Exercise aim: Your task is to reproduce the material exactly.
---------- Entries ----------
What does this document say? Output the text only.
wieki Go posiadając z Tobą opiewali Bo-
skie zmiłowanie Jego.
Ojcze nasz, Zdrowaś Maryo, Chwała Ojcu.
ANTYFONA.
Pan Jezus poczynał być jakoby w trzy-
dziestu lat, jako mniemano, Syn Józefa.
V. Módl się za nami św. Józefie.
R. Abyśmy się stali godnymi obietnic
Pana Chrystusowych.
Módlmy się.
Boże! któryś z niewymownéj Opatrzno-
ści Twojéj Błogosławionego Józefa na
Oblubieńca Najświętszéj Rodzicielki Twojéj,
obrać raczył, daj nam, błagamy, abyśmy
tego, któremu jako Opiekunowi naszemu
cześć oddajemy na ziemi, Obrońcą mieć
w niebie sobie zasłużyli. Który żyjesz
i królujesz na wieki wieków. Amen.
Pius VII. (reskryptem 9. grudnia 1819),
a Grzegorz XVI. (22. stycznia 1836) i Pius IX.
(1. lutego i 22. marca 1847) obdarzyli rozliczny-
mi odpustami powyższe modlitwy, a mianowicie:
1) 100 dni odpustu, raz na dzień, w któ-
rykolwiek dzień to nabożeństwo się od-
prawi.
----------
Result:
What does this document say? Output the text only.
wieki Go posiadając z Tobą opiewali Bo-
skie zmiłowanie Jego.
Ojcze nasz, Zdrowaś Maryo, Chwała Ojcu.
ANTYFONA.
Pan Jezus poczynał być jakoby w trzy-
dziestu lat, jako mniemano, Syn Józefa.
V. Módl się za nami św. Józefie.
R. Abyśmy się stali godnymi obietnic
Pana Chrystusowych.
Módlmy się.
Boże! któryś z niewymownéj Opatrzno-
ści Twojéj Błogosławionego Józefa na
Oblubieńca Najświętszéj Rodzicielki Twojéj,
obrać raczył, daj nam, błagamy, abyśmy
tego, któremu jako Opiekunowi naszemu
cześć oddajemy na ziemi, Obrońcą mieć
w niebie sobie zasłużyli. Który żyjesz
i królujesz na wieki wieków. Amen.
Pius VII. (reskryptem 9. grudnia 1819),
a Grzegorz XVI. (22. stycznia 1836) i Pius IX.
(1. lutego i 22. marca 1847) obdarzyli rozliczny-
mi odpustami powyższe modlitwy, a mianowicie:
1) 100 dni odpustu, raz na dzień, w któ-
rykolwiek dzień to nabożeństwo się od-
prawi.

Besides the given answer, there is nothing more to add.